**WHAT THIS TASK INVOLVES**
Reproduce, character for character, the part of the material below that opens with the line containing "Find all labels, buttons, inputs, and" and closes with the line containing "term-number: 3.3 xyxy=(84,806,103,820)", with both of those lines included. Leave the pictures out of your answer.

___ LISTED RECORDS ___

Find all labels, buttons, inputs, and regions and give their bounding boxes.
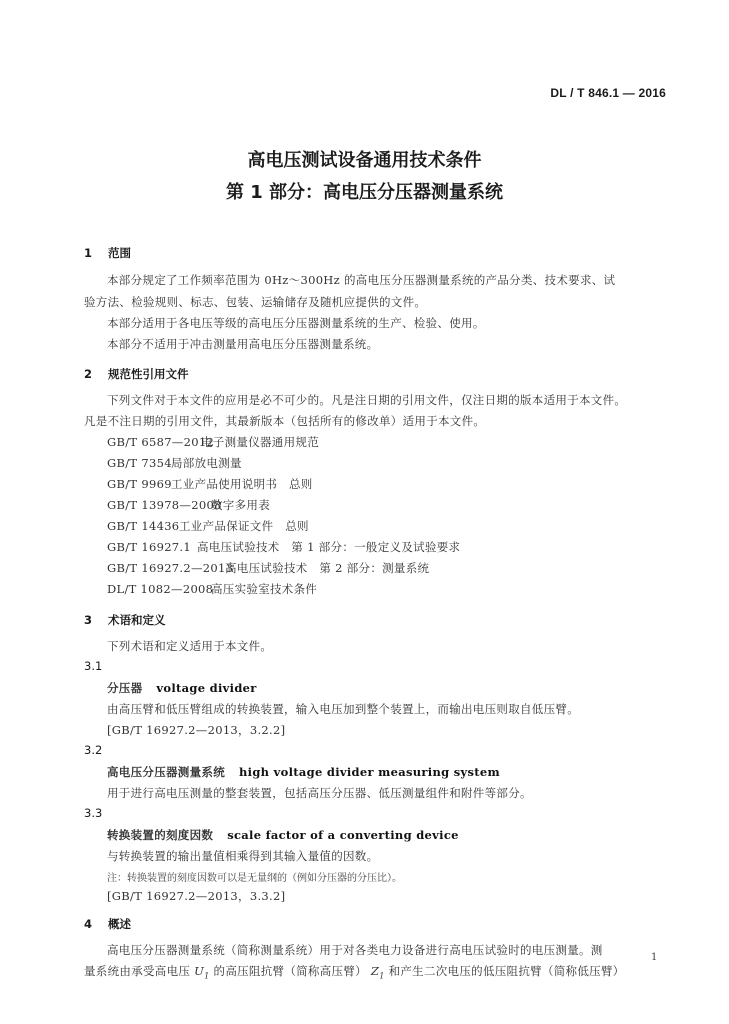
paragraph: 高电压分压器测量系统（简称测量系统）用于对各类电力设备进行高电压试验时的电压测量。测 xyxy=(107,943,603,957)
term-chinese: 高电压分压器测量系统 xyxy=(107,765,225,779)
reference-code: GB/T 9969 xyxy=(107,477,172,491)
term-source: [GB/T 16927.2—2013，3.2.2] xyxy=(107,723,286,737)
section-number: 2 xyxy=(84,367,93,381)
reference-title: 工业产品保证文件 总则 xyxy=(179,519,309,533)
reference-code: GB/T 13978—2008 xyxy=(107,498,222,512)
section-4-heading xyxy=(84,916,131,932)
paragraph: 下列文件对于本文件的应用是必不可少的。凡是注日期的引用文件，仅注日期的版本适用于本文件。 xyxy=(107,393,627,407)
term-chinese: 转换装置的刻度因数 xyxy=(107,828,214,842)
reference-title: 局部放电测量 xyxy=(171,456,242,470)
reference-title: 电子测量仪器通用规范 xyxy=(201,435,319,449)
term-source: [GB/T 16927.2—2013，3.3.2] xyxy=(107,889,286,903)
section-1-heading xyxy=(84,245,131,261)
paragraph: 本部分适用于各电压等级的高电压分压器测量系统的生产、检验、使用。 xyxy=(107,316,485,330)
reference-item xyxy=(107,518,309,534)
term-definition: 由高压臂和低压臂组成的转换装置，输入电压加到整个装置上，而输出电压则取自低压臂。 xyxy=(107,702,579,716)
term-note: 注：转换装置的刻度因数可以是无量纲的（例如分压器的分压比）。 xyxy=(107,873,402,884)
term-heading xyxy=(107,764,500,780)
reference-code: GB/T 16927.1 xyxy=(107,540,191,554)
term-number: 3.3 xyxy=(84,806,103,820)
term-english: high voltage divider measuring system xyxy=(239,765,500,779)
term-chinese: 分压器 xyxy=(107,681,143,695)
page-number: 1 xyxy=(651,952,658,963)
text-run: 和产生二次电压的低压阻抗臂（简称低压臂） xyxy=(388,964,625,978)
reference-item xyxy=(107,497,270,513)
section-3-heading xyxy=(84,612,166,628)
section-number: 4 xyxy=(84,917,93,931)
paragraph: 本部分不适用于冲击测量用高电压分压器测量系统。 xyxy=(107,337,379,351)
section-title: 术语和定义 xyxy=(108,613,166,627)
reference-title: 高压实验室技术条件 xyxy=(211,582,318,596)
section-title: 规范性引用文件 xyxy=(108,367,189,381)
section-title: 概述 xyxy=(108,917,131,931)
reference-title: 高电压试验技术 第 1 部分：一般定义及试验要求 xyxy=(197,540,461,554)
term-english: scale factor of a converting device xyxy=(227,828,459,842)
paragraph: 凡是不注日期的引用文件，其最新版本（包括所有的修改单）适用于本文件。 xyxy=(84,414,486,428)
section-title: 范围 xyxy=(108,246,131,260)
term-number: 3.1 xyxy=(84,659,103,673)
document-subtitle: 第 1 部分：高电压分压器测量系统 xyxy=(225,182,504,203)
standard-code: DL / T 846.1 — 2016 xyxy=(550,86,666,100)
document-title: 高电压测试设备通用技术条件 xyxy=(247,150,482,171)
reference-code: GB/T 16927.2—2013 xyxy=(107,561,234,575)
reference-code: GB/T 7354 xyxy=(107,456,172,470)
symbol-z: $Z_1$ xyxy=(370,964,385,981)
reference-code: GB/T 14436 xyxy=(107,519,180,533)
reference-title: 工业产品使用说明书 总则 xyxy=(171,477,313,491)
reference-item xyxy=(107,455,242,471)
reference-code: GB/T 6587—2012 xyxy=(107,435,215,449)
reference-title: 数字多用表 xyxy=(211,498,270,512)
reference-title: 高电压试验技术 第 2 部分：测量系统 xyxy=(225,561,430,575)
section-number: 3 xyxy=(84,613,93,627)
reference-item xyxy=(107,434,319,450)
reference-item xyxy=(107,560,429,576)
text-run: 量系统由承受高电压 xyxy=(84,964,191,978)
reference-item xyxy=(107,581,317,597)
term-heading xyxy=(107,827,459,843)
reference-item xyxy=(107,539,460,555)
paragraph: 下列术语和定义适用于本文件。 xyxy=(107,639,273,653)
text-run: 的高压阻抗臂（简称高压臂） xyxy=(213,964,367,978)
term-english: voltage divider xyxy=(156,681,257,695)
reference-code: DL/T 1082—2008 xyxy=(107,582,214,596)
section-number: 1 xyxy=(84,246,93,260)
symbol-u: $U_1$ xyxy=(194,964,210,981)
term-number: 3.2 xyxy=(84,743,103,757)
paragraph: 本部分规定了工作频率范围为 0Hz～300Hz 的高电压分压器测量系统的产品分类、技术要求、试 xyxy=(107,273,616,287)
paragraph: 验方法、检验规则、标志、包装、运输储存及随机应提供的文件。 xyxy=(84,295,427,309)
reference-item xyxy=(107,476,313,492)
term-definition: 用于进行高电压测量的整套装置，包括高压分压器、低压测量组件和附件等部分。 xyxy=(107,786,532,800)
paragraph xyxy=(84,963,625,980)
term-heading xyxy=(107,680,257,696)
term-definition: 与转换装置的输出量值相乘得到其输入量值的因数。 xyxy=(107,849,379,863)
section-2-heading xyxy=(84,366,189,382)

___
___ LISTED RECORDS ___

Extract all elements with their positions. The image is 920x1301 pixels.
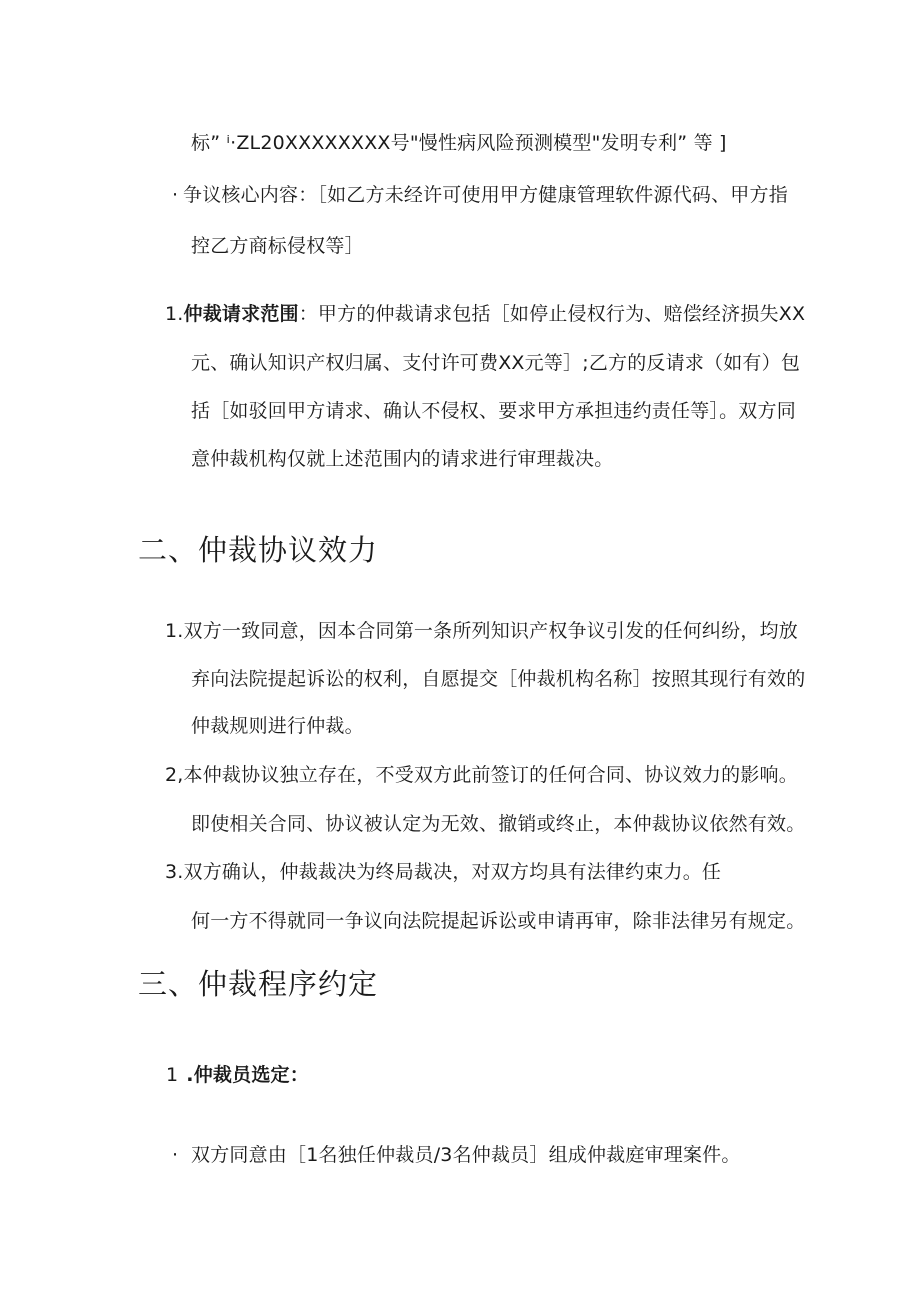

___

**SOLUTION TO THIS PROBLEM**
Find all labels, buttons, inputs, and regions and give their bounding boxes.
paragraph: 高电压分压器测量系统（简称测量系统）用于对各类电力设备进行高电压试验时的电压测量。测 xyxy=(107,943,603,957)
term-chinese: 高电压分压器测量系统 xyxy=(107,765,225,779)
reference-code: GB/T 9969 xyxy=(107,477,172,491)
term-source: [GB/T 16927.2—2013，3.2.2] xyxy=(107,723,286,737)
section-number: 2 xyxy=(84,367,93,381)
reference-title: 工业产品保证文件 总则 xyxy=(179,519,309,533)
reference-code: GB/T 13978—2008 xyxy=(107,498,222,512)
section-4-heading xyxy=(84,916,131,932)
paragraph: 下列文件对于本文件的应用是必不可少的。凡是注日期的引用文件，仅注日期的版本适用于本文件。 xyxy=(107,393,627,407)
term-chinese: 转换装置的刻度因数 xyxy=(107,828,214,842)
reference-title: 局部放电测量 xyxy=(171,456,242,470)
reference-title: 电子测量仪器通用规范 xyxy=(201,435,319,449)
term-source: [GB/T 16927.2—2013，3.3.2] xyxy=(107,889,286,903)
section-1-heading xyxy=(84,245,131,261)
paragraph: 本部分适用于各电压等级的高电压分压器测量系统的生产、检验、使用。 xyxy=(107,316,485,330)
reference-item xyxy=(107,518,309,534)
term-definition: 由高压臂和低压臂组成的转换装置，输入电压加到整个装置上，而输出电压则取自低压臂。 xyxy=(107,702,579,716)
term-note: 注：转换装置的刻度因数可以是无量纲的（例如分压器的分压比）。 xyxy=(107,873,402,884)
term-heading xyxy=(107,764,500,780)
reference-code: GB/T 16927.1 xyxy=(107,540,191,554)
term-number: 3.3 xyxy=(84,806,103,820)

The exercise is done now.